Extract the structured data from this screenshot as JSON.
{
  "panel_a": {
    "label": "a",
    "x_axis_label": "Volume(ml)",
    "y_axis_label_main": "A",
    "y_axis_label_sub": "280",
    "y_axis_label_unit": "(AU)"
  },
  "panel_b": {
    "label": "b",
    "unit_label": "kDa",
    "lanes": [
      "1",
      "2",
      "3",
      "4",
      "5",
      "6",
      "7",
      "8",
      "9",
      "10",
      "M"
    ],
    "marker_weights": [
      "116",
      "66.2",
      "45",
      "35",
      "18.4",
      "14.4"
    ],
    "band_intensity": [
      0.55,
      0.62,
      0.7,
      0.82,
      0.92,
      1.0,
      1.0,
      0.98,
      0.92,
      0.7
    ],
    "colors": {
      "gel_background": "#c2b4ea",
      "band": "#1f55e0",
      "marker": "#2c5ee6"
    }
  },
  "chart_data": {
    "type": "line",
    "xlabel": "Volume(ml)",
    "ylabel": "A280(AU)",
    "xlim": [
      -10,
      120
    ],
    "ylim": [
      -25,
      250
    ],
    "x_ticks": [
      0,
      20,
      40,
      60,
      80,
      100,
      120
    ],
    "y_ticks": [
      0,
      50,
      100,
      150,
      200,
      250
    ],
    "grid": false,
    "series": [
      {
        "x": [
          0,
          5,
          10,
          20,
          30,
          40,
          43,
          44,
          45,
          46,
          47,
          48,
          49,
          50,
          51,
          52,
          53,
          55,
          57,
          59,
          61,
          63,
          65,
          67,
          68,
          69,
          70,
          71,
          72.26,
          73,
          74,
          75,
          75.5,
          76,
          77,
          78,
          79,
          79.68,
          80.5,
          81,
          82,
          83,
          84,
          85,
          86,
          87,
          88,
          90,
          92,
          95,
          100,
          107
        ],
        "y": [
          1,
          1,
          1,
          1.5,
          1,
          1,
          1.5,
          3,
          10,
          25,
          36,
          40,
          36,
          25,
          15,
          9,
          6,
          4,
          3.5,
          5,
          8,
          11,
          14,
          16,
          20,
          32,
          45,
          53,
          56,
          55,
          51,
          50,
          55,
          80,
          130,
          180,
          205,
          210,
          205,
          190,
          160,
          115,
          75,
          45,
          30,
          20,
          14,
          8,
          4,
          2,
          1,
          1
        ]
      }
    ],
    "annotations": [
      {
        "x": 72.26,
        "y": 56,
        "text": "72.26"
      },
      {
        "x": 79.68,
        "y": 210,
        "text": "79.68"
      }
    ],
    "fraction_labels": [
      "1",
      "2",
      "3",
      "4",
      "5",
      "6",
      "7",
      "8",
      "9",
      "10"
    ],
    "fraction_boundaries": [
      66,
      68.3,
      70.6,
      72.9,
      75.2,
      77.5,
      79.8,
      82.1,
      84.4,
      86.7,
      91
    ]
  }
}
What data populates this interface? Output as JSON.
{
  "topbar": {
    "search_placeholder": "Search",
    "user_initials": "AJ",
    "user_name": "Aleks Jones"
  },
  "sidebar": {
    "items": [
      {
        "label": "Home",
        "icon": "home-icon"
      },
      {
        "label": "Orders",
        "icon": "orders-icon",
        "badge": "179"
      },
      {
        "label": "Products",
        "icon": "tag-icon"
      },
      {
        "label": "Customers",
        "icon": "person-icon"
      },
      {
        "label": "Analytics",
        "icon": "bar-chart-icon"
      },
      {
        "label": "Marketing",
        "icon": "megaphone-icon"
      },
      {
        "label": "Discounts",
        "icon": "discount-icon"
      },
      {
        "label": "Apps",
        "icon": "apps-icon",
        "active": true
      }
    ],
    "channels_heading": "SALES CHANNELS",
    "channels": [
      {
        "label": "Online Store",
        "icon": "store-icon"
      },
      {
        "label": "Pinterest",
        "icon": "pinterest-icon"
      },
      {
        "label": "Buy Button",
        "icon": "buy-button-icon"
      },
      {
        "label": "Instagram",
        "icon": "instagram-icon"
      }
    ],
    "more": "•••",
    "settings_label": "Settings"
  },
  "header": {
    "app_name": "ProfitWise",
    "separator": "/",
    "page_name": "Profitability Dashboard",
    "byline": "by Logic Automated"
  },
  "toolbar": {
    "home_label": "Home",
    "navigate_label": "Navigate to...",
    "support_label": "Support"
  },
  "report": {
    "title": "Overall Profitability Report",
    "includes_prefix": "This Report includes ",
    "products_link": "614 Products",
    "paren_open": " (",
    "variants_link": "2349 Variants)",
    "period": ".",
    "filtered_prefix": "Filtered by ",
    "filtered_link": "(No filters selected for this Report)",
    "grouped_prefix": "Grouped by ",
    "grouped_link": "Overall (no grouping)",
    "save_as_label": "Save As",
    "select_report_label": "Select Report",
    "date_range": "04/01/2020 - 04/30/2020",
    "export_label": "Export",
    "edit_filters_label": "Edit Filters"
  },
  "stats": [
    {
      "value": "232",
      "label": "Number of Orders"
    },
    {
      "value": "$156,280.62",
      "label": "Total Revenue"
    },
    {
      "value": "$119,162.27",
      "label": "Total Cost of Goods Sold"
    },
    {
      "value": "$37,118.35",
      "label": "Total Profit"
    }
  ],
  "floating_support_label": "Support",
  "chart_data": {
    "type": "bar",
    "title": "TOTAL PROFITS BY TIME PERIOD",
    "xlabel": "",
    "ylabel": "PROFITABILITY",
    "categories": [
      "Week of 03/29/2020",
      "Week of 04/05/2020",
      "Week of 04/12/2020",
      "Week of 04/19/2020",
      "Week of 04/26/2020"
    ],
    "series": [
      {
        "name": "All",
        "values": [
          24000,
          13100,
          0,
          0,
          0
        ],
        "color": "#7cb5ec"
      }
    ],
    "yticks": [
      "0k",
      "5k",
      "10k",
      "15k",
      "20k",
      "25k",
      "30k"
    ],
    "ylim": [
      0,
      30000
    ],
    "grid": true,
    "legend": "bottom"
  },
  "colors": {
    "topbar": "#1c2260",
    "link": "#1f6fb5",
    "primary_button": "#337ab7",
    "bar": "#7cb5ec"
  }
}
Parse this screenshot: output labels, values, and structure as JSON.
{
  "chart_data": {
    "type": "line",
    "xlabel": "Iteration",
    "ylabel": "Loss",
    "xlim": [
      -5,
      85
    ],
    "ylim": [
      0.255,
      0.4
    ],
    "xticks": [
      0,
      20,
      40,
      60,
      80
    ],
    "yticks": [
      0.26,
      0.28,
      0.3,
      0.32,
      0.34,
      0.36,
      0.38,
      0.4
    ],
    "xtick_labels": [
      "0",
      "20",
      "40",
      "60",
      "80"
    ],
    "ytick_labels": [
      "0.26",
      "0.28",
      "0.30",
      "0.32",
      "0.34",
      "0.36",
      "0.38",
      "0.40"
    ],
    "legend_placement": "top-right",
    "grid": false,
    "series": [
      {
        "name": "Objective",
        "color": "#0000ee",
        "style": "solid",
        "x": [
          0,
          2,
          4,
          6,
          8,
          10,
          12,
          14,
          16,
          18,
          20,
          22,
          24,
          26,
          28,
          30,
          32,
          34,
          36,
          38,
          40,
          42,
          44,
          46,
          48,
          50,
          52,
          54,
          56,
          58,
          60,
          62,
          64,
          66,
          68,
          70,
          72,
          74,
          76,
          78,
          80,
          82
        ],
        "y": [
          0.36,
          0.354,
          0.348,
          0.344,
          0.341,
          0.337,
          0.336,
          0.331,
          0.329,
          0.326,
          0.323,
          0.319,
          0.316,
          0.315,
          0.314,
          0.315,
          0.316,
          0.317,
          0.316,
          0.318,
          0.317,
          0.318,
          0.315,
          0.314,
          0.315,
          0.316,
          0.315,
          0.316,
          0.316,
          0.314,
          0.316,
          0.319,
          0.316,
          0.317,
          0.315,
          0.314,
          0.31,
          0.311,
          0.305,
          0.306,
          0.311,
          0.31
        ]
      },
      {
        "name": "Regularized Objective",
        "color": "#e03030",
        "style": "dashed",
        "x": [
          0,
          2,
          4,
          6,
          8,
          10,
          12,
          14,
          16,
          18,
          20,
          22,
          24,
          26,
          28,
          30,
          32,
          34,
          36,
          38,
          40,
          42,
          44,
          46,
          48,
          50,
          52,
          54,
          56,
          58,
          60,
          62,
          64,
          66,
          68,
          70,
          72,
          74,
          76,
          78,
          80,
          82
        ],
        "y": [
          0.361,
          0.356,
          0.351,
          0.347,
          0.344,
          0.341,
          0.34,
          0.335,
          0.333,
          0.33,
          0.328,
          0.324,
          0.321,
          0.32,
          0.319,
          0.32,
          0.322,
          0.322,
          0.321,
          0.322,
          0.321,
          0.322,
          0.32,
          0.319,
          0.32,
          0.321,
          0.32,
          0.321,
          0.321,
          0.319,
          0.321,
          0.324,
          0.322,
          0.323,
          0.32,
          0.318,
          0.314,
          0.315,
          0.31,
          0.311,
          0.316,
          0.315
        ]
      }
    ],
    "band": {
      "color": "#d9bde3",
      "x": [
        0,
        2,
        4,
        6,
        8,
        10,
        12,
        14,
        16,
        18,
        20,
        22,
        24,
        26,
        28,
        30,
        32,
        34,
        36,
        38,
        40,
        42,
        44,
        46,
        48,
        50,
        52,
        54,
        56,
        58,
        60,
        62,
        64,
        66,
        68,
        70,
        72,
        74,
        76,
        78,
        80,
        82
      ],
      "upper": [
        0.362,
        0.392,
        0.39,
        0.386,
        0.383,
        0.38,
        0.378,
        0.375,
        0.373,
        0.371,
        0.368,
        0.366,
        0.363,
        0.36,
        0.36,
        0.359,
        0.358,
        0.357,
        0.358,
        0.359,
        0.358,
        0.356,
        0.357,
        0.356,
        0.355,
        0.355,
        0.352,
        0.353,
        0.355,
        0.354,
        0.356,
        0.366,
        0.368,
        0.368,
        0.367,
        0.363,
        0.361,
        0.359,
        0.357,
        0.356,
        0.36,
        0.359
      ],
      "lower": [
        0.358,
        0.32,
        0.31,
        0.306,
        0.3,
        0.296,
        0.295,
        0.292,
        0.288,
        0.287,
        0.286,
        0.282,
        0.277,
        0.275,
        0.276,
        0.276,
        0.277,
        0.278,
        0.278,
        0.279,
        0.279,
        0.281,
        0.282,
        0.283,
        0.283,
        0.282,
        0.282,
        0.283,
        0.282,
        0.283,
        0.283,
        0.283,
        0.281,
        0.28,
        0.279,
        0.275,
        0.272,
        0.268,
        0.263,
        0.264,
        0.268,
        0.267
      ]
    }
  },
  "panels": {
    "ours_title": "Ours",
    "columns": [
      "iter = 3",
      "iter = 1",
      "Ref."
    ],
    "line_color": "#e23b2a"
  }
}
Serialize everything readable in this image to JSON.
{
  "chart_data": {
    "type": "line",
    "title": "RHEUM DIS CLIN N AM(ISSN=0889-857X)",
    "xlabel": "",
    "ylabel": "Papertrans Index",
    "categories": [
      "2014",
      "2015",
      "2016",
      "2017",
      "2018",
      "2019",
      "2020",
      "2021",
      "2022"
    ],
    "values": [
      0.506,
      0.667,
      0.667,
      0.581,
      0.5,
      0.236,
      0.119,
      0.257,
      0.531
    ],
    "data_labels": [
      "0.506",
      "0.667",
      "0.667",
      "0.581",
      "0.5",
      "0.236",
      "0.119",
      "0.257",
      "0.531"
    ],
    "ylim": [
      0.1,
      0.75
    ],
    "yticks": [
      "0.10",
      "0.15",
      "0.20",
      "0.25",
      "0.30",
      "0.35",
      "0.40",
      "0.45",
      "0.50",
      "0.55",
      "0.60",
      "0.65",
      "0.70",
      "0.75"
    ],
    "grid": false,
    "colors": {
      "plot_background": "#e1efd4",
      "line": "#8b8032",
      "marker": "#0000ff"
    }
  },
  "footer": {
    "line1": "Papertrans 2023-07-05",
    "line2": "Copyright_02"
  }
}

* [Your instructions]
Set down exactly what runs from the line with "Serialize everything readable" to the last line of the data above, including both of those lines and no others.

* [Response]
Serialize everything readable in this image to JSON.
{
  "chart_data": {
    "type": "line",
    "title": "RHEUM DIS CLIN N AM(ISSN=0889-857X)",
    "xlabel": "",
    "ylabel": "Papertrans Index",
    "categories": [
      "2014",
      "2015",
      "2016",
      "2017",
      "2018",
      "2019",
      "2020",
      "2021",
      "2022"
    ],
    "values": [
      0.506,
      0.667,
      0.667,
      0.581,
      0.5,
      0.236,
      0.119,
      0.257,
      0.531
    ],
    "data_labels": [
      "0.506",
      "0.667",
      "0.667",
      "0.581",
      "0.5",
      "0.236",
      "0.119",
      "0.257",
      "0.531"
    ],
    "ylim": [
      0.1,
      0.75
    ],
    "yticks": [
      "0.10",
      "0.15",
      "0.20",
      "0.25",
      "0.30",
      "0.35",
      "0.40",
      "0.45",
      "0.50",
      "0.55",
      "0.60",
      "0.65",
      "0.70",
      "0.75"
    ],
    "grid": false,
    "colors": {
      "plot_background": "#e1efd4",
      "line": "#8b8032",
      "marker": "#0000ff"
    }
  },
  "footer": {
    "line1": "Papertrans 2023-07-05",
    "line2": "Copyright_02"
  }
}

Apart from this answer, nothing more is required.